**Your objective:**
Every line containing the word "name" needs to be found and copied.
** Begin Input data **
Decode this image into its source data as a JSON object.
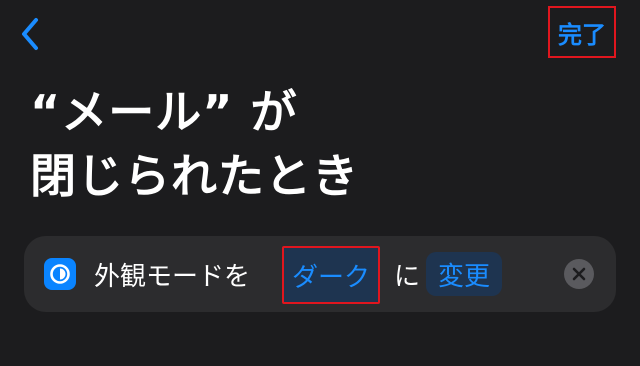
{
  "header": {
    "back_icon": "chevron-left-icon",
    "done_label": "完了"
  },
  "title": {
    "line1": "“メール” が",
    "line2": "閉じられたとき"
  },
  "action": {
    "app_icon": "appearance-icon",
    "prefix": "外観モードを",
    "mode_value": "ダーク",
    "connector": "に",
    "operation_value": "変更",
    "clear_icon": "clear-x-icon"
  },
  "colors": {
    "background": "#1c1c1e",
    "card": "#2c2c2e",
    "accent": "#1a8cff",
    "highlight_border": "#e0161e"
  }
}
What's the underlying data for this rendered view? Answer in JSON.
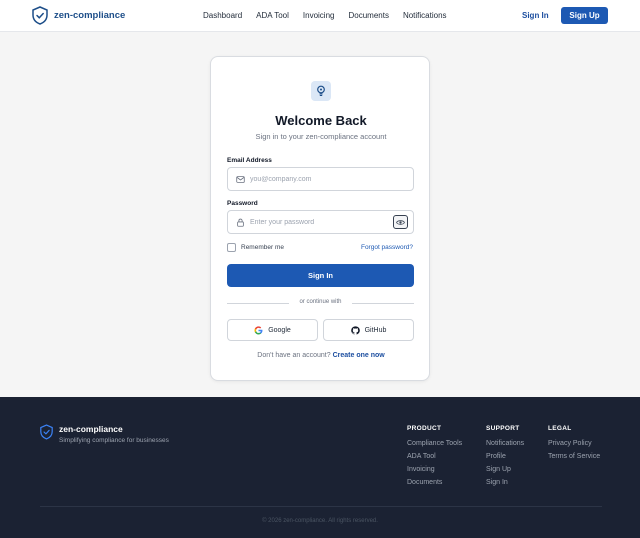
{
  "nav": {
    "brand": "zen-compliance",
    "links": [
      "Dashboard",
      "ADA Tool",
      "Invoicing",
      "Documents",
      "Notifications"
    ],
    "signin_label": "Sign In",
    "signup_label": "Sign Up"
  },
  "card": {
    "title": "Welcome Back",
    "subtitle": "Sign in to your zen-compliance account",
    "email_label": "Email Address",
    "email_placeholder": "you@company.com",
    "email_value": "",
    "password_label": "Password",
    "password_placeholder": "Enter your password",
    "password_value": "",
    "remember_label": "Remember me",
    "remember_checked": false,
    "forgot_label": "Forgot password?",
    "submit_label": "Sign In",
    "divider_text": "or continue with",
    "google_label": "Google",
    "github_label": "GitHub",
    "no_account_text": "Don't have an account?",
    "create_link": "Create one now"
  },
  "footer": {
    "brand": "zen-compliance",
    "tagline": "Simplifying compliance for businesses",
    "columns": [
      {
        "title": "PRODUCT",
        "links": [
          "Compliance Tools",
          "ADA Tool",
          "Invoicing",
          "Documents"
        ]
      },
      {
        "title": "SUPPORT",
        "links": [
          "Notifications",
          "Profile",
          "Sign Up",
          "Sign In"
        ]
      },
      {
        "title": "LEGAL",
        "links": [
          "Privacy Policy",
          "Terms of Service"
        ]
      }
    ],
    "copyright": "© 2026 zen-compliance. All rights reserved."
  },
  "colors": {
    "primary": "#1d59b3",
    "brand_text": "#1d4e89",
    "footer_bg": "#1b2233",
    "page_bg": "#f5f5f5"
  },
  "icons": {
    "brand": "shield-check-icon",
    "card": "lightbulb-icon",
    "email": "mail-icon",
    "password": "lock-icon",
    "toggle": "eye-icon",
    "google": "google-icon",
    "github": "github-icon"
  }
}
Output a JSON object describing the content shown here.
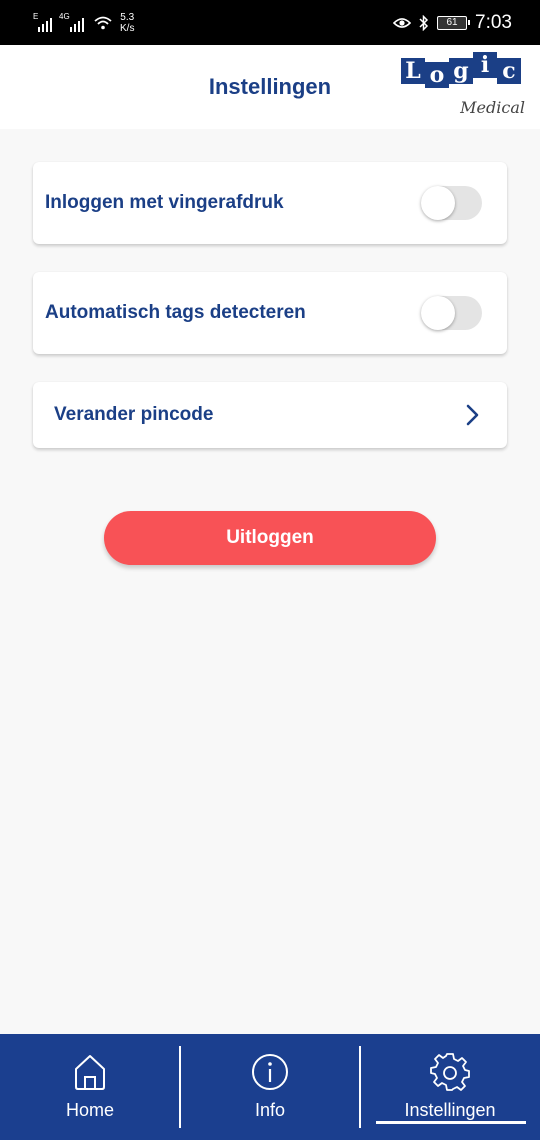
{
  "status_bar": {
    "signal1_label": "E",
    "signal2_label": "4G",
    "speed_value": "5.3",
    "speed_unit": "K/s",
    "battery": "61",
    "time": "7:03"
  },
  "header": {
    "title": "Instellingen",
    "logo_letters": [
      "L",
      "o",
      "g",
      "i",
      "c"
    ],
    "logo_subtitle": "Medical"
  },
  "settings": {
    "fingerprint_label": "Inloggen met vingerafdruk",
    "fingerprint_enabled": false,
    "auto_tags_label": "Automatisch tags detecteren",
    "auto_tags_enabled": false,
    "change_pin_label": "Verander pincode"
  },
  "logout_label": "Uitloggen",
  "nav": {
    "home_label": "Home",
    "info_label": "Info",
    "settings_label": "Instellingen",
    "active": "Instellingen"
  },
  "colors": {
    "brand_blue": "#1b3f86",
    "nav_blue": "#1b3f8f",
    "logout_red": "#f85256"
  },
  "icons": [
    "signal-icon",
    "wifi-icon",
    "eye-icon",
    "bluetooth-icon",
    "battery-icon",
    "chevron-right-icon",
    "home-icon",
    "info-icon",
    "gear-icon"
  ]
}
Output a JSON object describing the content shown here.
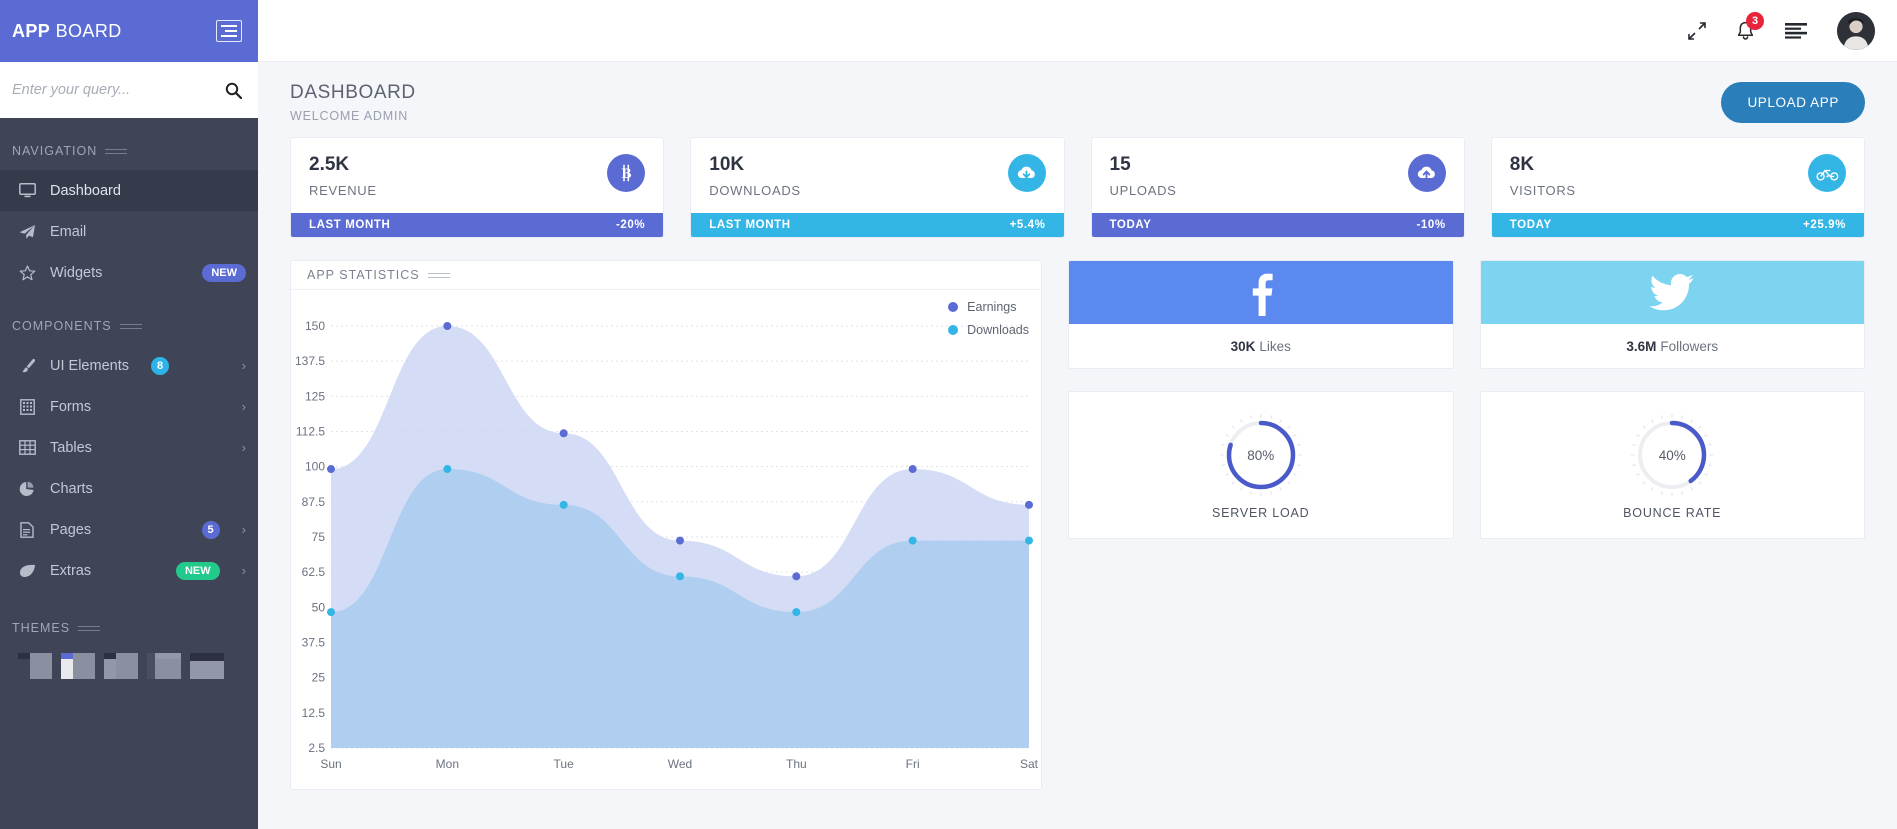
{
  "brand": {
    "bold": "APP",
    "light": " BOARD",
    "menu_icon": "hamburger-icon"
  },
  "search": {
    "placeholder": "Enter your query...",
    "value": "",
    "icon": "search-icon"
  },
  "sidebar": {
    "sections": [
      {
        "title": "NAVIGATION"
      },
      {
        "title": "COMPONENTS"
      },
      {
        "title": "THEMES"
      }
    ],
    "nav_items": [
      {
        "label": "Dashboard",
        "icon": "desktop-icon",
        "active": true,
        "badge": "",
        "chevron": false
      },
      {
        "label": "Email",
        "icon": "paper-plane-icon",
        "active": false,
        "badge": "",
        "chevron": false
      },
      {
        "label": "Widgets",
        "icon": "star-icon",
        "active": false,
        "badge": "NEW",
        "badge_style": "pill-new-blue",
        "chevron": false
      }
    ],
    "component_items": [
      {
        "label": "UI Elements",
        "icon": "brush-icon",
        "badge": "8",
        "badge_style": "count-cyan",
        "badge_inline": true,
        "chevron": true
      },
      {
        "label": "Forms",
        "icon": "form-icon",
        "badge": "",
        "chevron": true
      },
      {
        "label": "Tables",
        "icon": "table-icon",
        "badge": "",
        "chevron": true
      },
      {
        "label": "Charts",
        "icon": "pie-chart-icon",
        "badge": "",
        "chevron": false
      },
      {
        "label": "Pages",
        "icon": "file-icon",
        "badge": "5",
        "badge_style": "count-indigo",
        "chevron": true
      },
      {
        "label": "Extras",
        "icon": "leaf-icon",
        "badge": "NEW",
        "badge_style": "pill-new-green",
        "chevron": true
      }
    ],
    "themes": [
      {
        "name": "theme-swatch-1"
      },
      {
        "name": "theme-swatch-2"
      },
      {
        "name": "theme-swatch-3"
      },
      {
        "name": "theme-swatch-4"
      },
      {
        "name": "theme-swatch-5"
      }
    ]
  },
  "topbar": {
    "expand_icon": "expand-arrows-icon",
    "bell_icon": "bell-icon",
    "notification_count": "3",
    "list_icon": "list-lines-icon",
    "avatar": "user-avatar"
  },
  "page": {
    "title": "DASHBOARD",
    "subtitle": "WELCOME ADMIN",
    "upload_label": "UPLOAD APP"
  },
  "kpis": [
    {
      "value": "2.5K",
      "label": "REVENUE",
      "icon": "bitcoin-icon",
      "icon_bg": "#5b6bd4",
      "foot_label": "LAST MONTH",
      "foot_value": "-20%",
      "foot_bg": "#5b6bd4"
    },
    {
      "value": "10K",
      "label": "DOWNLOADS",
      "icon": "cloud-download-icon",
      "icon_bg": "#33b5e5",
      "foot_label": "LAST MONTH",
      "foot_value": "+5.4%",
      "foot_bg": "#33b5e5"
    },
    {
      "value": "15",
      "label": "UPLOADS",
      "icon": "cloud-upload-icon",
      "icon_bg": "#5b6bd4",
      "foot_label": "TODAY",
      "foot_value": "-10%",
      "foot_bg": "#5b6bd4"
    },
    {
      "value": "8K",
      "label": "VISITORS",
      "icon": "bicycle-icon",
      "icon_bg": "#33b5e5",
      "foot_label": "TODAY",
      "foot_value": "+25.9%",
      "foot_bg": "#33b5e5"
    }
  ],
  "chart_card": {
    "title": "APP STATISTICS"
  },
  "chart_data": {
    "type": "area",
    "title": "APP STATISTICS",
    "xlabel": "",
    "ylabel": "",
    "grid": true,
    "legend_position": "top-right",
    "categories": [
      "Sun",
      "Mon",
      "Tue",
      "Wed",
      "Thu",
      "Fri",
      "Sat"
    ],
    "ytick_labels": [
      "150",
      "137.5",
      "125",
      "112.5",
      "100",
      "87.5",
      "75",
      "62.5",
      "50",
      "37.5",
      "25",
      "12.5",
      "2.5"
    ],
    "ylim": [
      0,
      150
    ],
    "series": [
      {
        "name": "Earnings",
        "color": "#5b6bd4",
        "fill": "#ccd6f5",
        "values": [
          100,
          150,
          112.5,
          75,
          62.5,
          100,
          87.5
        ]
      },
      {
        "name": "Downloads",
        "color": "#33b5e5",
        "fill": "#a9cdee",
        "values": [
          50,
          100,
          87.5,
          62.5,
          50,
          75,
          75
        ]
      }
    ]
  },
  "social": [
    {
      "network": "facebook-icon",
      "bg": "#5b89ef",
      "count": "30K",
      "unit": "Likes"
    },
    {
      "network": "twitter-icon",
      "bg": "#7dd4f0",
      "count": "3.6M",
      "unit": "Followers"
    }
  ],
  "gauges": [
    {
      "label": "SERVER LOAD",
      "value": "80%",
      "percent": 80,
      "color": "#4a5ac8"
    },
    {
      "label": "BOUNCE RATE",
      "value": "40%",
      "percent": 40,
      "color": "#4a5ac8"
    }
  ]
}
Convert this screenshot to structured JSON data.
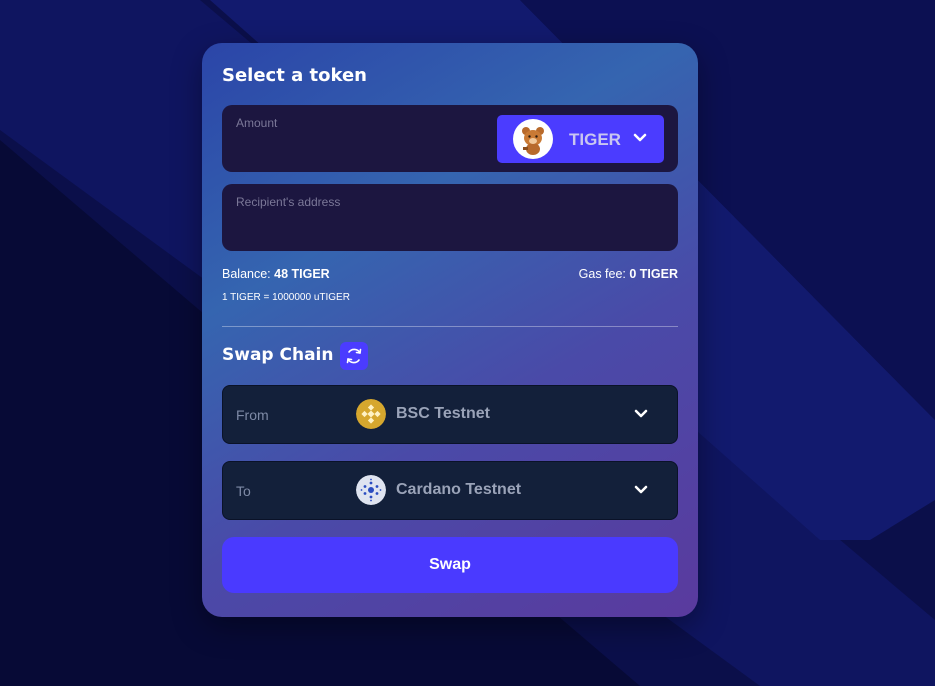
{
  "card": {
    "title": "Select a token"
  },
  "amount": {
    "label": "Amount",
    "value": ""
  },
  "token": {
    "name": "TIGER",
    "icon": "tiger-avatar-icon"
  },
  "recipient": {
    "label": "Recipient's address",
    "value": ""
  },
  "balance": {
    "label": "Balance:",
    "value": "48 TIGER"
  },
  "gas": {
    "label": "Gas fee:",
    "value": "0 TIGER"
  },
  "rate": {
    "text": "1 TIGER = 1000000 uTIGER"
  },
  "swap_chain": {
    "title": "Swap Chain",
    "icon": "swap-arrows-icon"
  },
  "from": {
    "label": "From",
    "chain": "BSC Testnet",
    "icon": "bnb-icon"
  },
  "to": {
    "label": "To",
    "chain": "Cardano Testnet",
    "icon": "cardano-icon"
  },
  "swap_button": {
    "label": "Swap"
  },
  "colors": {
    "accent": "#4b3cff",
    "field_bg": "#1c1640",
    "chain_bg": "#13203a",
    "page_bg": "#0a0d45"
  }
}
** End Input data **
**Finished task:**
        "name": "theme-swatch-1"
        "name": "theme-swatch-2"
        "name": "theme-swatch-3"
        "name": "theme-swatch-4"
        "name": "theme-swatch-5"
        "name": "Earnings",
        "name": "Downloads",
    "name": "TIGER",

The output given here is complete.